-- begin Material for this exercise --
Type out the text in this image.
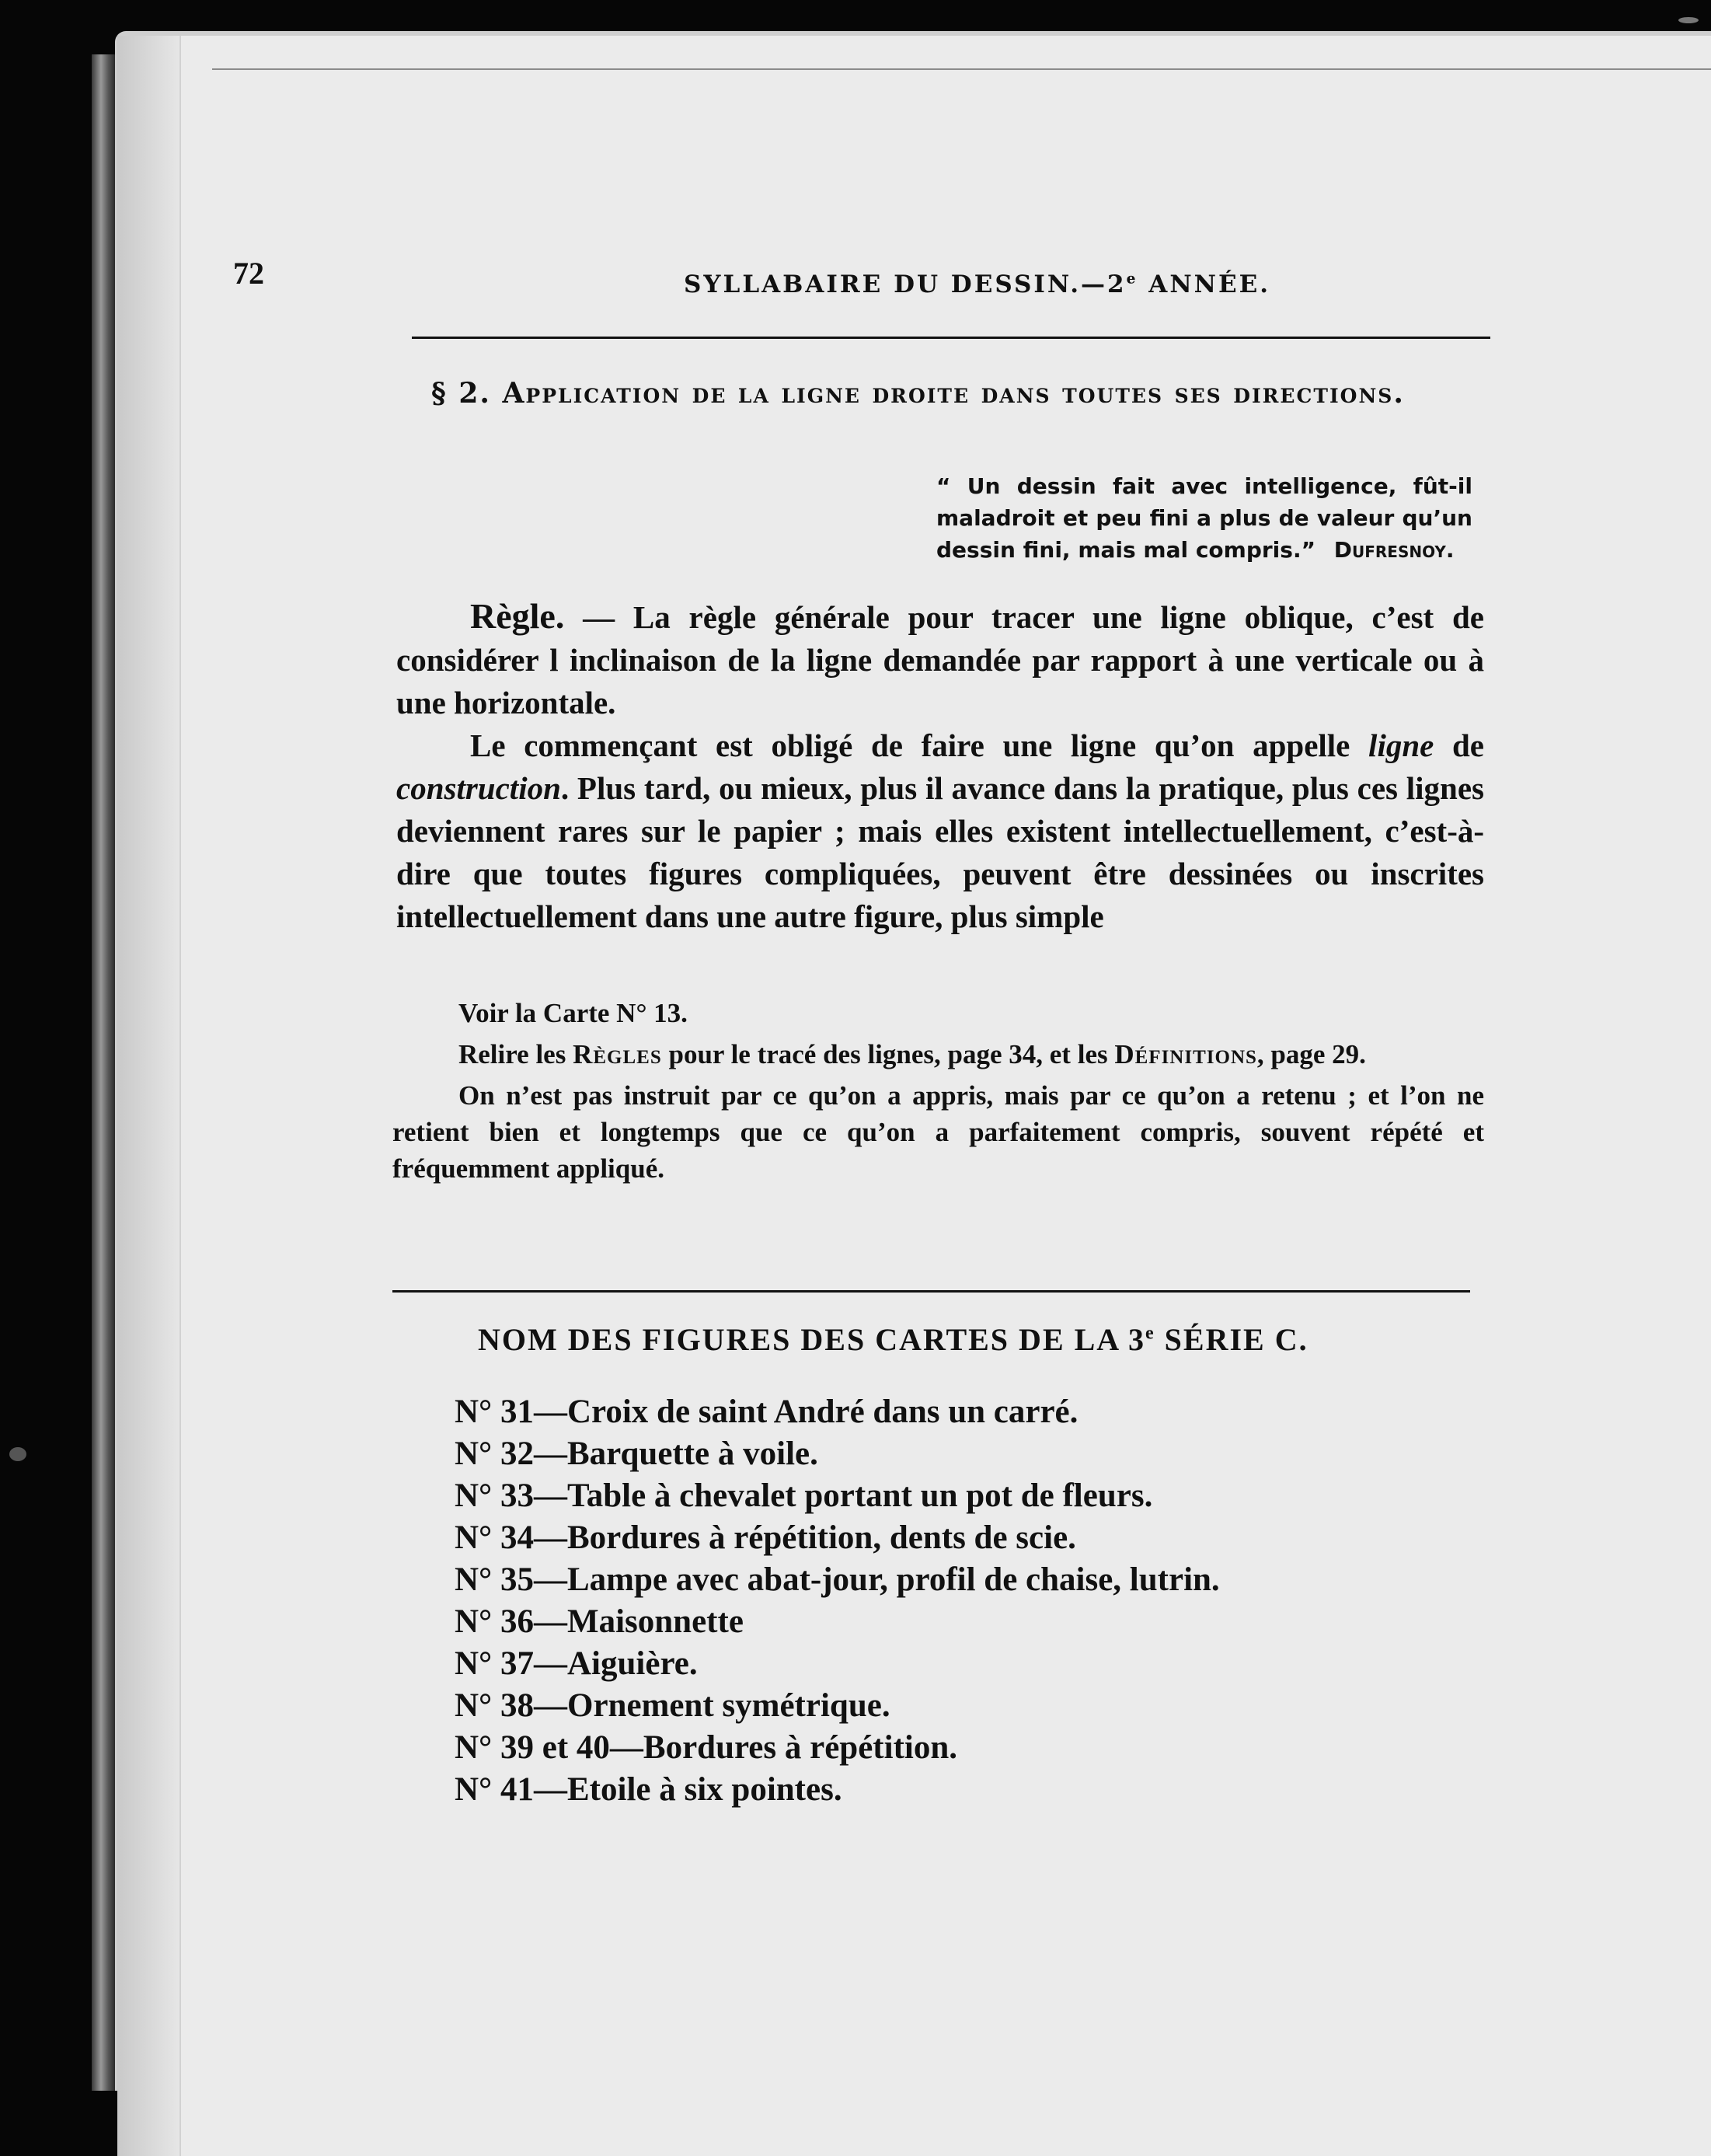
72	SYLLABAIRE DU DESSIN.—2e ANNÉE.
§ 2. Application de la ligne droite dans toutes ses directions.
“ Un dessin fait avec intelligence, fût-il maladroit et peu fini a plus de valeur qu’un dessin fini, mais mal compris.” Dufresnoy.

Règle. — La règle générale pour tracer une ligne oblique, c’est de considérer l inclinaison de la ligne demandée par rapport à une verticale ou à une horizontale.

Le commençant est obligé de faire une ligne qu’on appelle ligne de construction. Plus tard, ou mieux, plus il avance dans la pratique, plus ces lignes deviennent rares sur le papier ; mais elles existent intellectuellement, c’est-à-dire que toutes figures compliquées, peuvent être dessinées ou inscrites intellectuellement dans une autre figure, plus simple

Voir la Carte N° 13.

Relire les Règles pour le tracé des lignes, page 34, et les Définitions, page 29.

On n’est pas instruit par ce qu’on a appris, mais par ce qu’on a retenu ; et l’on ne retient bien et longtemps que ce qu’on a parfaitement compris, souvent répété et fréquemment appliqué.

NOM DES FIGURES DES CARTES DE LA 3e SÉRIE C.
N° 31—Croix de saint André dans un carré.
N° 32—Barquette à voile.
N° 33—Table à chevalet portant un pot de fleurs.
N° 34—Bordures à répétition, dents de scie.
N° 35—Lampe avec abat-jour, profil de chaise, lutrin.
N° 36—Maisonnette
N° 37—Aiguière.
N° 38—Ornement symétrique.
N° 39 et 40—Bordures à répétition.
N° 41—Etoile à six pointes.
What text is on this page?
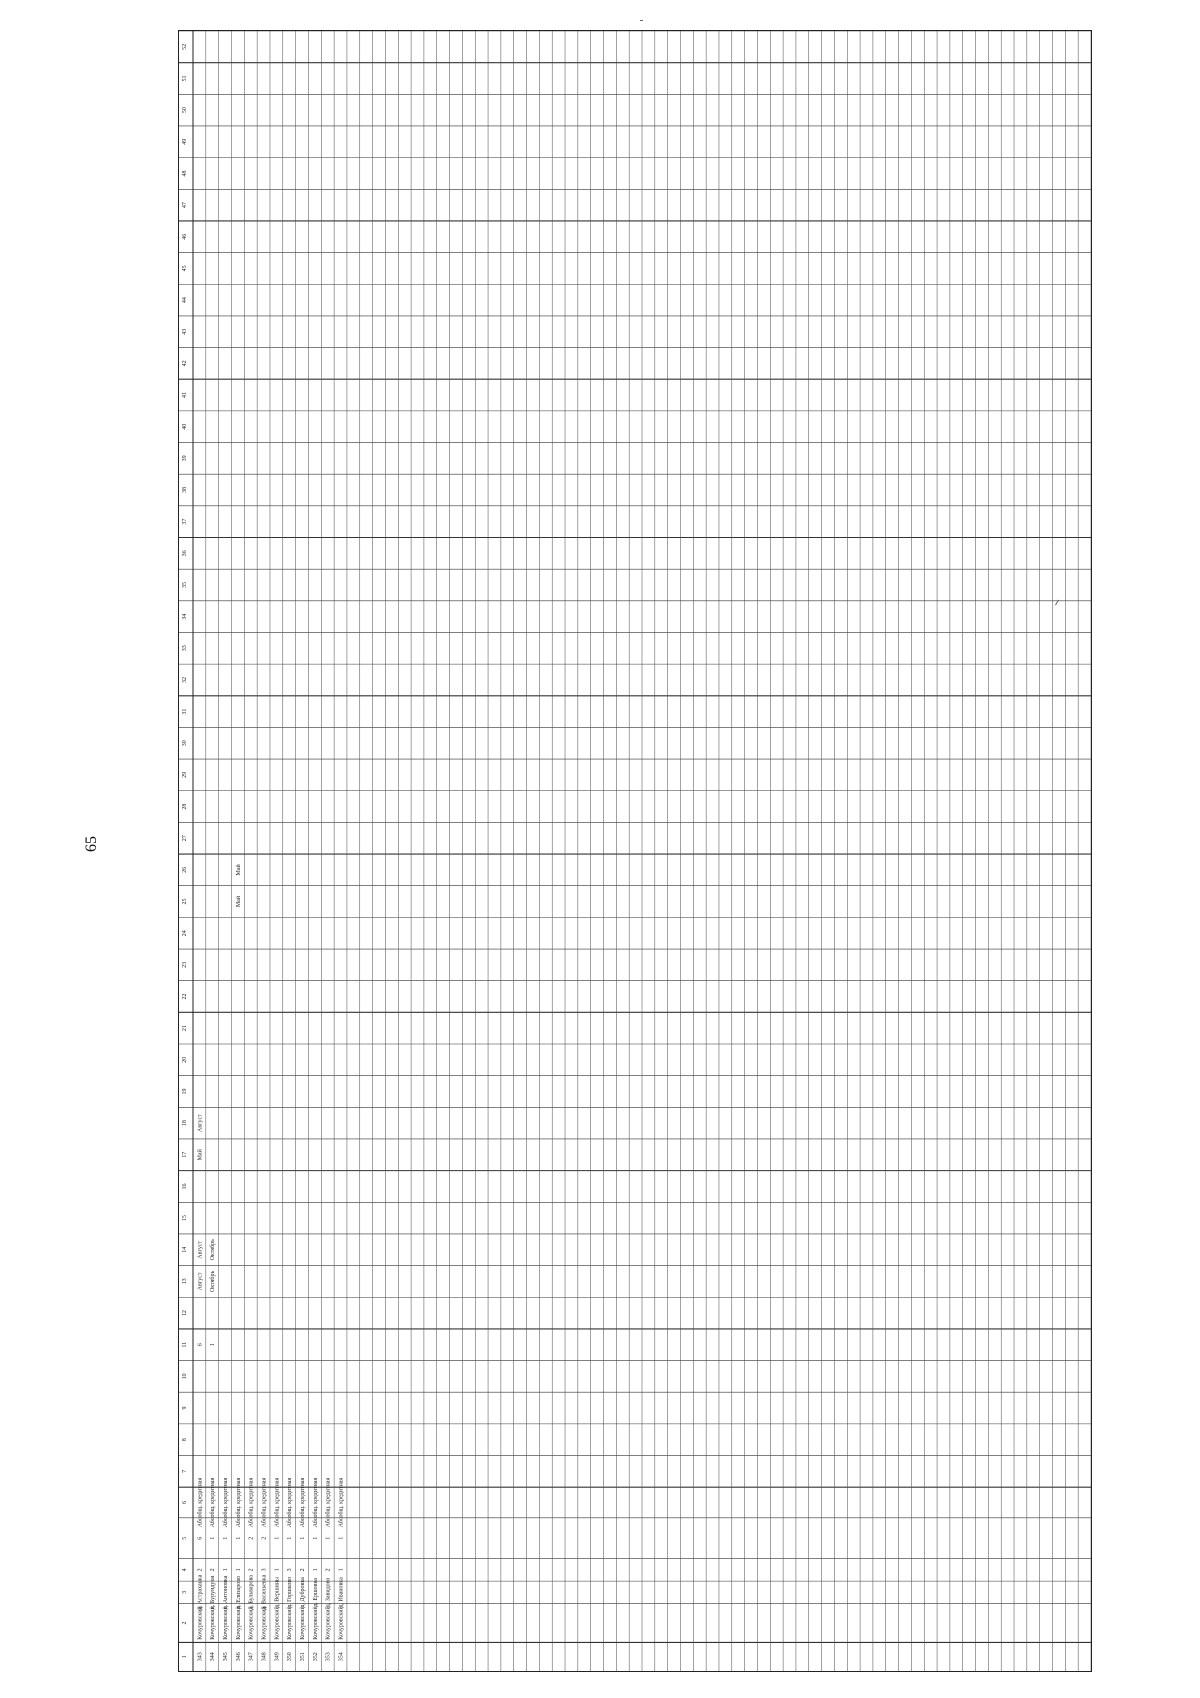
65
1
2
3
4
5
6
7
8
9
10
11
12
13
14
15
16
17
18
19
20
21
22
23
24
25
26
27
28
29
30
31
32
33
34
35
36
37
38
39
40
41
42
43
44
45
46
47
48
49
50
51
52
343
Кочуровский
д. Астраханка
2
6
Абсобщ. кредитная
6
Август
Август
Май
Август
344
Кочуровский
д. Бурундуки
2
1
Абсобщ. кредитная
1
Октябрь
Октябрь
345
Кочуровский
д. Антоновка
1
1
Абсобщ. кредитная
346
Кочуровский
д. Елизарово
1
1
Абсобщ. кредитная
Май
Май
347
Кочуровский
д. Бульварова
2
2
Абсобщ. кредитная
348
Кочуровский
д. Васильевка
3
2
Абсобщ. кредитная
349
Кочуровский
д. Вершины
1
1
Абсобщ. кредитная
350
Кочуровский
д. Горшково
3
1
Абсобщ. кредитная
351
Кочуровский
д. Дубровка
2
1
Абсобщ. кредитная
352
Кочуровский
д. Ершовка
1
1
Абсобщ. кредитная
353
Кочуровский
д. Завидово
2
1
Абсобщ. кредитная
354
Кочуровский
д. Ивановка
1
1
Абсобщ. кредитная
-- end Material for this exercise --
• Brief: Select and copy every line of the listing with the word "toutes".

• Solution for this exercise:
§ 2. Application de la ligne droite dans toutes ses directions.
Le commençant est obligé de faire une ligne qu’on appelle ligne de construction. Plus tard, ou mieux, plus il avance dans la pratique, plus ces lignes deviennent rares sur le papier ; mais elles existent intellectuellement, c’est-à-dire que toutes figures compliquées, peuvent être dessinées ou inscrites intellectuellement dans une autre figure, plus simple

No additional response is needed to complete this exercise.